[STATED PROBLEM] Reply with one number: the count of lines in the listing that contain the string "Part".

[AVAILABLE DATA]
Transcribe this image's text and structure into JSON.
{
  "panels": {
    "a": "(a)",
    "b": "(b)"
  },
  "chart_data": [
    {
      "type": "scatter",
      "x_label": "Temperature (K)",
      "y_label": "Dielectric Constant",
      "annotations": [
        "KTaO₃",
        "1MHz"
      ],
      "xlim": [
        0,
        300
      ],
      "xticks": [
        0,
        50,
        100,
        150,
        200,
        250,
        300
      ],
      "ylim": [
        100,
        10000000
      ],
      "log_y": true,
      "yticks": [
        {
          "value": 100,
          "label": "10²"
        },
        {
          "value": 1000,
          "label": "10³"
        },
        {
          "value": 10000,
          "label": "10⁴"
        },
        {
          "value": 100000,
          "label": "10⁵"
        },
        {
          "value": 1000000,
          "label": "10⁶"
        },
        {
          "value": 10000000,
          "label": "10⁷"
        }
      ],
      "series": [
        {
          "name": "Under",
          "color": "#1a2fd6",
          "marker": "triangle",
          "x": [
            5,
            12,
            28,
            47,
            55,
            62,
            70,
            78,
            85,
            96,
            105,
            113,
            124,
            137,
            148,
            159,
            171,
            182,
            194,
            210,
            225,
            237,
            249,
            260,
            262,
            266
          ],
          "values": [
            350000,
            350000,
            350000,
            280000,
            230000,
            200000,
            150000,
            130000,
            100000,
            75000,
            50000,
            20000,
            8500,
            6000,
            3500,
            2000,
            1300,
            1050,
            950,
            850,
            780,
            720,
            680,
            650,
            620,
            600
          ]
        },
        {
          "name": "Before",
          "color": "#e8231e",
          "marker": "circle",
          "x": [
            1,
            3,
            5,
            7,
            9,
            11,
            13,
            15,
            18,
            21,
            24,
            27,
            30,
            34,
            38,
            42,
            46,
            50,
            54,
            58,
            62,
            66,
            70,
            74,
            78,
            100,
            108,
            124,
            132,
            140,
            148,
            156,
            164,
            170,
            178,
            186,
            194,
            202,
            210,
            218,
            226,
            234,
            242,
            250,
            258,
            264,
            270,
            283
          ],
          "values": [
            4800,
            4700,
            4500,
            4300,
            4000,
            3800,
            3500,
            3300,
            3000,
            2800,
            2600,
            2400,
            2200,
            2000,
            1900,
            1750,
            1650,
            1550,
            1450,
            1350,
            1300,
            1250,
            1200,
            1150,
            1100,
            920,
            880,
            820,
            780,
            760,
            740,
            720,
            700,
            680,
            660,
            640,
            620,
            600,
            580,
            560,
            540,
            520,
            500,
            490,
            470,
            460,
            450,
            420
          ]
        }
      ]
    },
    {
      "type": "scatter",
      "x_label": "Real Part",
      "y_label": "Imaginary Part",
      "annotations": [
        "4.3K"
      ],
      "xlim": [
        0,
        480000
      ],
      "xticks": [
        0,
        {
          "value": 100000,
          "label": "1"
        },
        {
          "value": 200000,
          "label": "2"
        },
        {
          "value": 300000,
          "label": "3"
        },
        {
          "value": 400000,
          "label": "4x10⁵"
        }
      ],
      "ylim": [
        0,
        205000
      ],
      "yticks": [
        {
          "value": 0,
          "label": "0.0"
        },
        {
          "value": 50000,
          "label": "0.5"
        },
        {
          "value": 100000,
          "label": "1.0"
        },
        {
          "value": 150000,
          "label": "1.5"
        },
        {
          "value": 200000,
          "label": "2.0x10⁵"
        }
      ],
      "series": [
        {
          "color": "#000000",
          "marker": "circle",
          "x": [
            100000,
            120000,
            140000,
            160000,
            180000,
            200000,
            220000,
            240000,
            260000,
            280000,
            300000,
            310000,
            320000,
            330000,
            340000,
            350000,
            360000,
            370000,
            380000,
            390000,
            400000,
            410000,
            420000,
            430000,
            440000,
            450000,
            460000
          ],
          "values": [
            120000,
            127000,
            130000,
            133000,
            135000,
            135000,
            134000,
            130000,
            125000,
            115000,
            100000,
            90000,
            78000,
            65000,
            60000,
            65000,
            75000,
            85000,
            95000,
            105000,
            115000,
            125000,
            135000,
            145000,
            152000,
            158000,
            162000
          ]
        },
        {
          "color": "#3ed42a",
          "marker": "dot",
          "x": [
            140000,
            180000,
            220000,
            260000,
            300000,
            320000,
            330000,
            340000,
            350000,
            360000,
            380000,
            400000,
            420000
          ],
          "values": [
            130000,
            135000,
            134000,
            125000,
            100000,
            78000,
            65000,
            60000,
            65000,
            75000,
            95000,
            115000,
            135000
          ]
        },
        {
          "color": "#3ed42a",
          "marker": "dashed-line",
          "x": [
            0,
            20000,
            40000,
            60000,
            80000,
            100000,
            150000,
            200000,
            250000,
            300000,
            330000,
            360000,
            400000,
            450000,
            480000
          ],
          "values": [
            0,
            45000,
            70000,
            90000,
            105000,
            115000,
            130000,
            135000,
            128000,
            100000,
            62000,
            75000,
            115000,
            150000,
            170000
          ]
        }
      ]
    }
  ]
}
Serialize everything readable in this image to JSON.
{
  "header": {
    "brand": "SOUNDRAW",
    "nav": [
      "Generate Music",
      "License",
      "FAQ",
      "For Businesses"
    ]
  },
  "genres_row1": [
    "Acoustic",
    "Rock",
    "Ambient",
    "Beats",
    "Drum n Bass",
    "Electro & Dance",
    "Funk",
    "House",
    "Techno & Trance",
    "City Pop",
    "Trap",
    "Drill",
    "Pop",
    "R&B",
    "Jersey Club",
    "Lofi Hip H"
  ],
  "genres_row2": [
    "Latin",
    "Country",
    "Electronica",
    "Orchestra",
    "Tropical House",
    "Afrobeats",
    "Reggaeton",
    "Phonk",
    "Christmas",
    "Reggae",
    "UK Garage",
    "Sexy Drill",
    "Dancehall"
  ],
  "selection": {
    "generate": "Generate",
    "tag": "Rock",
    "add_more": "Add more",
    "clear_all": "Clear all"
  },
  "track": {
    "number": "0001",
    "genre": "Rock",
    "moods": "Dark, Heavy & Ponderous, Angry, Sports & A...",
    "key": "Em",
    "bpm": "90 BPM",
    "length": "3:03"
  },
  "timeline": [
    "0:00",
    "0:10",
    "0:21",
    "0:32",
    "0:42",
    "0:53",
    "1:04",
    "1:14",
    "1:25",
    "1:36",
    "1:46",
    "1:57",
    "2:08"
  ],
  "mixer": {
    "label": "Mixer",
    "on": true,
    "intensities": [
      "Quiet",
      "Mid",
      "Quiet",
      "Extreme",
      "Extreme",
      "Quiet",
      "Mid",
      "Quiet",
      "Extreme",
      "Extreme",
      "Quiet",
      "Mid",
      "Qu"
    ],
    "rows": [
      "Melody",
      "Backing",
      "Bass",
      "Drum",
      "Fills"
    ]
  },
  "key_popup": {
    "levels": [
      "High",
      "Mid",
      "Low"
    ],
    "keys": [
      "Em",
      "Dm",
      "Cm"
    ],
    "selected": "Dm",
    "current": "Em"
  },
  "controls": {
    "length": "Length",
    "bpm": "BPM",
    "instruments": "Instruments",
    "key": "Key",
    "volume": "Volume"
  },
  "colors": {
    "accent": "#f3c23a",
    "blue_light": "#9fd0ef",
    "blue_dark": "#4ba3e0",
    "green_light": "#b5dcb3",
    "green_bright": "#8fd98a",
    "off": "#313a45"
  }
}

[EXERCISE RESPONSE] 2